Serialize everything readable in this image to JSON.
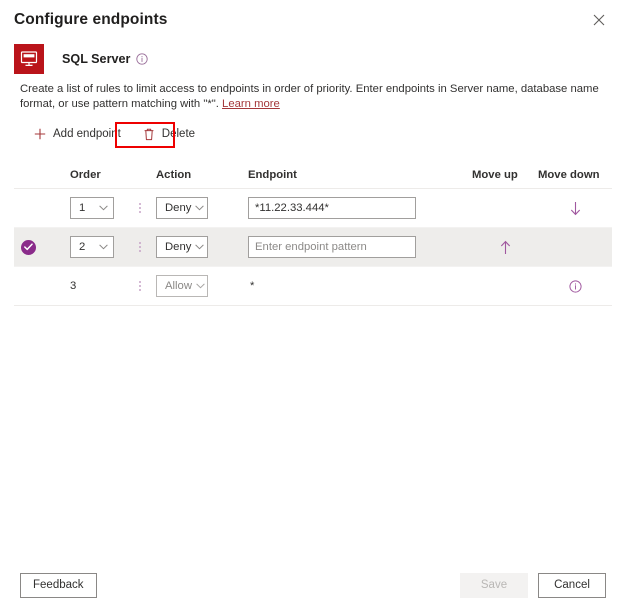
{
  "panel": {
    "title": "Configure endpoints",
    "close_icon": "close-icon"
  },
  "resource": {
    "icon_label": "SQL",
    "name": "SQL Server",
    "info_icon": "info-icon"
  },
  "description": {
    "text_before_link": "Create a list of rules to limit access to endpoints in order of priority. Enter endpoints in Server name, database name format, or use pattern matching with \"*\". ",
    "link_label": "Learn more"
  },
  "commandbar": {
    "add_label": "Add endpoint",
    "add_icon": "plus-icon",
    "delete_label": "Delete",
    "delete_icon": "trash-icon",
    "highlight_color": "#ee0000"
  },
  "table": {
    "headers": {
      "order": "Order",
      "action": "Action",
      "endpoint": "Endpoint",
      "move_up": "Move up",
      "move_down": "Move down"
    },
    "rows": [
      {
        "selected": false,
        "order": "1",
        "order_is_select": true,
        "action": "Deny",
        "action_is_select": true,
        "action_disabled": false,
        "endpoint_value": "*11.22.33.444*",
        "endpoint_placeholder": "",
        "endpoint_is_input": true,
        "move_up": false,
        "move_down": true,
        "info": false
      },
      {
        "selected": true,
        "order": "2",
        "order_is_select": true,
        "action": "Deny",
        "action_is_select": true,
        "action_disabled": false,
        "endpoint_value": "",
        "endpoint_placeholder": "Enter endpoint pattern",
        "endpoint_is_input": true,
        "move_up": true,
        "move_down": false,
        "info": false
      },
      {
        "selected": false,
        "order": "3",
        "order_is_select": false,
        "action": "Allow",
        "action_is_select": true,
        "action_disabled": true,
        "endpoint_value": "*",
        "endpoint_placeholder": "",
        "endpoint_is_input": false,
        "move_up": false,
        "move_down": false,
        "info": true
      }
    ]
  },
  "footer": {
    "feedback_label": "Feedback",
    "save_label": "Save",
    "save_disabled": true,
    "cancel_label": "Cancel"
  },
  "colors": {
    "accent_red": "#a4373a",
    "resource_icon_bg": "#ba141a",
    "arrow_purple": "#a0589f",
    "check_purple": "#8a2b8a"
  }
}
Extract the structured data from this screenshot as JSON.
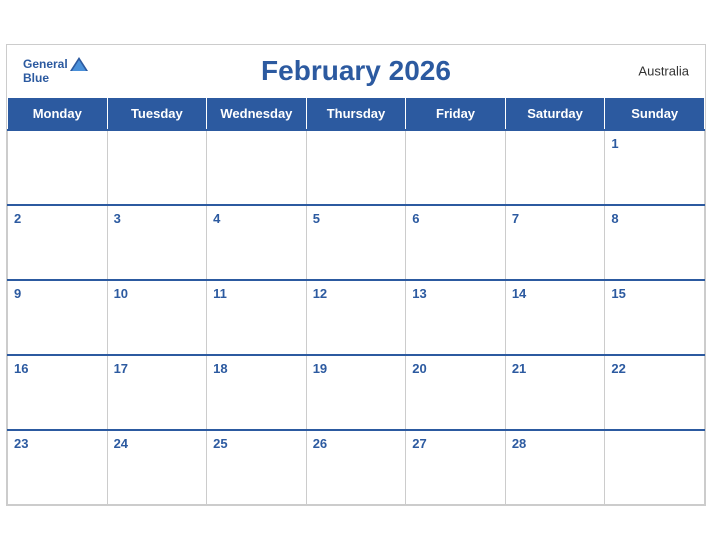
{
  "header": {
    "title": "February 2026",
    "country": "Australia",
    "logo": {
      "general": "General",
      "blue": "Blue"
    }
  },
  "weekdays": [
    "Monday",
    "Tuesday",
    "Wednesday",
    "Thursday",
    "Friday",
    "Saturday",
    "Sunday"
  ],
  "weeks": [
    [
      null,
      null,
      null,
      null,
      null,
      null,
      1
    ],
    [
      2,
      3,
      4,
      5,
      6,
      7,
      8
    ],
    [
      9,
      10,
      11,
      12,
      13,
      14,
      15
    ],
    [
      16,
      17,
      18,
      19,
      20,
      21,
      22
    ],
    [
      23,
      24,
      25,
      26,
      27,
      28,
      null
    ]
  ]
}
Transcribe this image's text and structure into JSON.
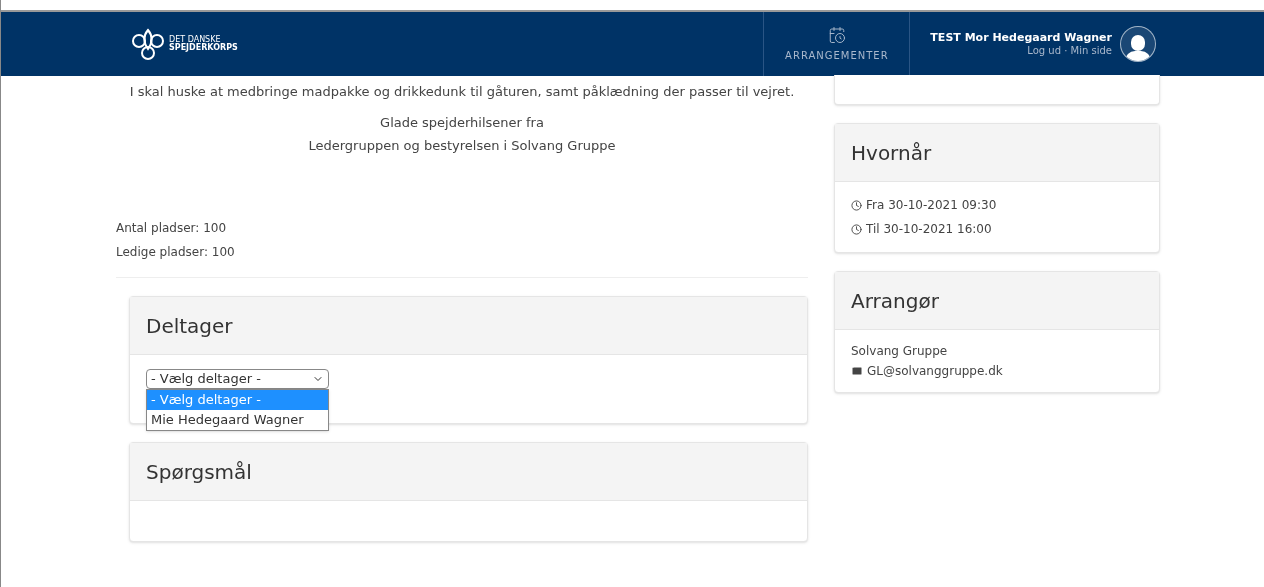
{
  "header": {
    "logo_text": [
      "DET DANSKE",
      "SPEJDERKORPS"
    ],
    "nav": [
      {
        "label": "ARRANGEMENTER"
      }
    ],
    "user": {
      "name": "TEST Mor Hedegaard Wagner",
      "links": "Log ud · Min side"
    }
  },
  "description": {
    "paragraphs": [
      "I skal huske at medbringe madpakke og drikkedunk til gåturen, samt påklædning der passer til vejret.",
      "Glade spejderhilsener fra\nLedergruppen og bestyrelsen i Solvang Gruppe"
    ]
  },
  "seats": [
    "Antal pladser: 100",
    "Ledige pladser: 100"
  ],
  "participant": {
    "title": "Deltager",
    "select_value": "- Vælg deltager -",
    "options": [
      {
        "label": "- Vælg deltager -",
        "selected": true
      },
      {
        "label": "Mie Hedegaard Wagner",
        "selected": false
      }
    ]
  },
  "questions": {
    "title": "Spørgsmål"
  },
  "when": {
    "title": "Hvornår",
    "lines": [
      "Fra 30-10-2021 09:30",
      "Til 30-10-2021 16:00"
    ]
  },
  "organizer": {
    "title": "Arrangør",
    "name": "Solvang Gruppe",
    "email": "GL@solvanggruppe.dk"
  }
}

▶ Exercise requirements: Leave the pictures out and print the records above exactly as they stand.

▶ Result of the task:
Serialize everything readable in this image to JSON.
{
  "panel": {
    "title": "Configure endpoints",
    "close_icon": "close-icon"
  },
  "resource": {
    "icon_label": "SQL",
    "name": "SQL Server",
    "info_icon": "info-icon"
  },
  "description": {
    "text_before_link": "Create a list of rules to limit access to endpoints in order of priority. Enter endpoints in Server name, database name format, or use pattern matching with \"*\". ",
    "link_label": "Learn more"
  },
  "commandbar": {
    "add_label": "Add endpoint",
    "add_icon": "plus-icon",
    "delete_label": "Delete",
    "delete_icon": "trash-icon",
    "highlight_color": "#ee0000"
  },
  "table": {
    "headers": {
      "order": "Order",
      "action": "Action",
      "endpoint": "Endpoint",
      "move_up": "Move up",
      "move_down": "Move down"
    },
    "rows": [
      {
        "selected": false,
        "order": "1",
        "order_is_select": true,
        "action": "Deny",
        "action_is_select": true,
        "action_disabled": false,
        "endpoint_value": "*11.22.33.444*",
        "endpoint_placeholder": "",
        "endpoint_is_input": true,
        "move_up": false,
        "move_down": true,
        "info": false
      },
      {
        "selected": true,
        "order": "2",
        "order_is_select": true,
        "action": "Deny",
        "action_is_select": true,
        "action_disabled": false,
        "endpoint_value": "",
        "endpoint_placeholder": "Enter endpoint pattern",
        "endpoint_is_input": true,
        "move_up": true,
        "move_down": false,
        "info": false
      },
      {
        "selected": false,
        "order": "3",
        "order_is_select": false,
        "action": "Allow",
        "action_is_select": true,
        "action_disabled": true,
        "endpoint_value": "*",
        "endpoint_placeholder": "",
        "endpoint_is_input": false,
        "move_up": false,
        "move_down": false,
        "info": true
      }
    ]
  },
  "footer": {
    "feedback_label": "Feedback",
    "save_label": "Save",
    "save_disabled": true,
    "cancel_label": "Cancel"
  },
  "colors": {
    "accent_red": "#a4373a",
    "resource_icon_bg": "#ba141a",
    "arrow_purple": "#a0589f",
    "check_purple": "#8a2b8a"
  }
}
Extract the structured data from this screenshot as JSON.
{
  "header": {
    "title": "February 2026",
    "country": "Australia",
    "logo": {
      "general": "General",
      "blue": "Blue"
    }
  },
  "weekdays": [
    "Monday",
    "Tuesday",
    "Wednesday",
    "Thursday",
    "Friday",
    "Saturday",
    "Sunday"
  ],
  "weeks": [
    [
      null,
      null,
      null,
      null,
      null,
      null,
      1
    ],
    [
      2,
      3,
      4,
      5,
      6,
      7,
      8
    ],
    [
      9,
      10,
      11,
      12,
      13,
      14,
      15
    ],
    [
      16,
      17,
      18,
      19,
      20,
      21,
      22
    ],
    [
      23,
      24,
      25,
      26,
      27,
      28,
      null
    ]
  ]
}
Transcribe this image's text and structure into JSON.
{
  "header": {
    "logo_text": [
      "DET DANSKE",
      "SPEJDERKORPS"
    ],
    "nav": [
      {
        "label": "ARRANGEMENTER"
      }
    ],
    "user": {
      "name": "TEST Mor Hedegaard Wagner",
      "links": "Log ud · Min side"
    }
  },
  "description": {
    "paragraphs": [
      "I skal huske at medbringe madpakke og drikkedunk til gåturen, samt påklædning der passer til vejret.",
      "Glade spejderhilsener fra\nLedergruppen og bestyrelsen i Solvang Gruppe"
    ]
  },
  "seats": [
    "Antal pladser: 100",
    "Ledige pladser: 100"
  ],
  "participant": {
    "title": "Deltager",
    "select_value": "- Vælg deltager -",
    "options": [
      {
        "label": "- Vælg deltager -",
        "selected": true
      },
      {
        "label": "Mie Hedegaard Wagner",
        "selected": false
      }
    ]
  },
  "questions": {
    "title": "Spørgsmål"
  },
  "when": {
    "title": "Hvornår",
    "lines": [
      "Fra 30-10-2021 09:30",
      "Til 30-10-2021 16:00"
    ]
  },
  "organizer": {
    "title": "Arrangør",
    "name": "Solvang Gruppe",
    "email": "GL@solvanggruppe.dk"
  }
}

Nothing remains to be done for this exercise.